━━━ RECORDS PROVIDED ━━━
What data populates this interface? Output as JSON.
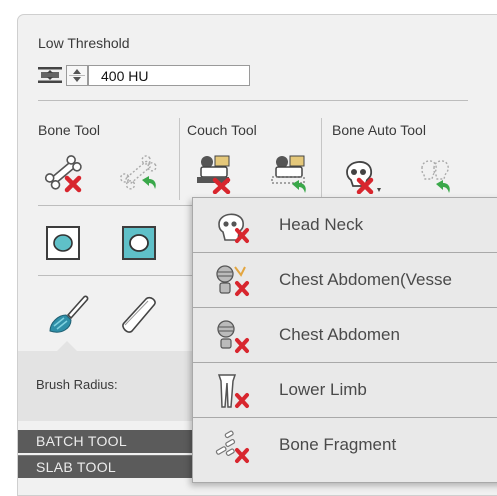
{
  "low_threshold": {
    "label": "Low Threshold",
    "value": "400 HU"
  },
  "tool_groups": {
    "bone_tool": "Bone Tool",
    "couch_tool": "Couch Tool",
    "bone_auto_tool": "Bone Auto Tool"
  },
  "brush": {
    "radius_label": "Brush Radius:"
  },
  "sections": {
    "batch_tool": "BATCH TOOL",
    "slab_tool": "SLAB TOOL"
  },
  "bone_auto_menu": {
    "items": [
      {
        "label": "Head Neck",
        "icon": "head-neck-icon"
      },
      {
        "label": "Chest Abdomen(Vesse",
        "icon": "chest-abdomen-vessel-icon"
      },
      {
        "label": "Chest Abdomen",
        "icon": "chest-abdomen-icon"
      },
      {
        "label": "Lower Limb",
        "icon": "lower-limb-icon"
      },
      {
        "label": "Bone Fragment",
        "icon": "bone-fragment-icon"
      }
    ]
  },
  "colors": {
    "remove_red": "#d8262e",
    "undo_green": "#3aa84a",
    "accent_teal": "#5fc0c8",
    "section_bar": "#5b5b5b"
  }
}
━━━
Spot every line that holds "icon" and copy it.

_EXERCISE SOLUTION:_
        "icon": "head-neck-icon"
        "icon": "chest-abdomen-vessel-icon"
        "icon": "chest-abdomen-icon"
        "icon": "lower-limb-icon"
        "icon": "bone-fragment-icon"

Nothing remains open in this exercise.